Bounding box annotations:
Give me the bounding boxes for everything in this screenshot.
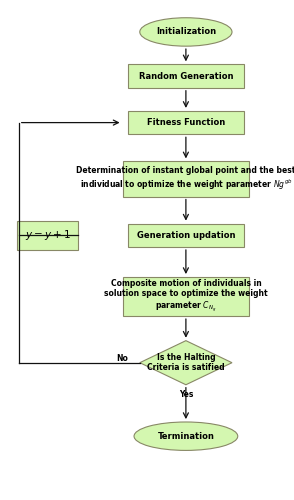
Text: Composite motion of individuals in
solution space to optimize the weight
paramet: Composite motion of individuals in solut… (104, 278, 268, 314)
FancyBboxPatch shape (123, 277, 249, 316)
Text: Random Generation: Random Generation (139, 72, 233, 80)
Text: Is the Halting
Criteria is satified: Is the Halting Criteria is satified (147, 353, 225, 372)
Text: Determination of instant global point and the best
individual to optimize the we: Determination of instant global point an… (76, 166, 294, 192)
FancyBboxPatch shape (128, 111, 243, 134)
Text: $y = y + 1$: $y = y + 1$ (25, 228, 71, 242)
FancyBboxPatch shape (128, 64, 243, 88)
Text: Initialization: Initialization (156, 28, 216, 36)
FancyBboxPatch shape (17, 221, 78, 250)
Text: Yes: Yes (179, 390, 193, 398)
FancyBboxPatch shape (123, 162, 249, 196)
FancyBboxPatch shape (128, 224, 243, 247)
Text: No: No (116, 354, 128, 364)
Ellipse shape (140, 18, 232, 46)
Ellipse shape (134, 422, 238, 450)
Text: Fitness Function: Fitness Function (147, 118, 225, 127)
Text: Generation updation: Generation updation (137, 231, 235, 240)
Polygon shape (140, 340, 232, 385)
Text: Termination: Termination (158, 432, 214, 440)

**Problem to work on**
Rewrite the lines of the records that begin at the line containing "Text: Composite motion of individuals in" and stop after the line containing "Text: Random Generation: Random", replacing "solution space" with "search space". Leave everything else in those lines unchanged.

**Problem solution**
Text: Composite motion of individuals in
search space to optimize the weight
paramet: Composite motion of individuals in solut… (104, 278, 268, 314)
FancyBboxPatch shape (123, 277, 249, 316)
Text: Random Generation: Random Generation (139, 72, 233, 80)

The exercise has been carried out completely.